Material supplied:

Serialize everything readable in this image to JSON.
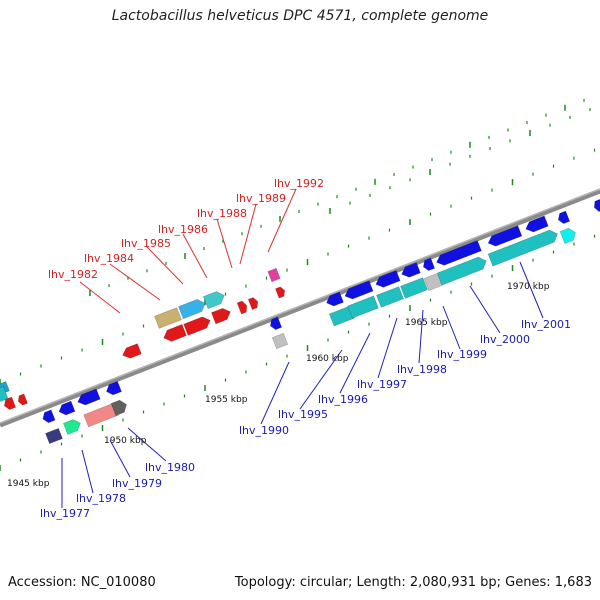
{
  "title": "Lactobacillus helveticus DPC 4571, complete genome",
  "footer": {
    "accession": "Accession: NC_010080",
    "info": "Topology: circular; Length: 2,080,931 bp; Genes: 1,683"
  },
  "colors": {
    "backbone": "#8a8a8a",
    "tick": "#1a8a1a",
    "red_label": "#d42020",
    "blue_label": "#1a1ab0"
  },
  "kbp_labels": [
    "1945 kbp",
    "1950 kbp",
    "1955 kbp",
    "1960 kbp",
    "1965 kbp",
    "1970 kbp"
  ],
  "top_genes": [
    "lhv_1982",
    "lhv_1984",
    "lhv_1985",
    "lhv_1986",
    "lhv_1988",
    "lhv_1989",
    "lhv_1992"
  ],
  "bottom_genes": [
    "lhv_1977",
    "lhv_1978",
    "lhv_1979",
    "lhv_1980",
    "lhv_1990",
    "lhv_1995",
    "lhv_1996",
    "lhv_1997",
    "lhv_1998",
    "lhv_1999",
    "lhv_2000",
    "lhv_2001"
  ]
}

What to work on: Transcribe every entry exactly, omitting pictures.

Exercise answer:
Serialize everything readable in this image to JSON.
{
  "title": "Lactobacillus helveticus DPC 4571, complete genome",
  "footer": {
    "accession": "Accession: NC_010080",
    "info": "Topology: circular; Length: 2,080,931 bp; Genes: 1,683"
  },
  "colors": {
    "backbone": "#8a8a8a",
    "tick": "#1a8a1a",
    "red_label": "#d42020",
    "blue_label": "#1a1ab0"
  },
  "kbp_labels": [
    "1945 kbp",
    "1950 kbp",
    "1955 kbp",
    "1960 kbp",
    "1965 kbp",
    "1970 kbp"
  ],
  "top_genes": [
    "lhv_1982",
    "lhv_1984",
    "lhv_1985",
    "lhv_1986",
    "lhv_1988",
    "lhv_1989",
    "lhv_1992"
  ],
  "bottom_genes": [
    "lhv_1977",
    "lhv_1978",
    "lhv_1979",
    "lhv_1980",
    "lhv_1990",
    "lhv_1995",
    "lhv_1996",
    "lhv_1997",
    "lhv_1998",
    "lhv_1999",
    "lhv_2000",
    "lhv_2001"
  ]
}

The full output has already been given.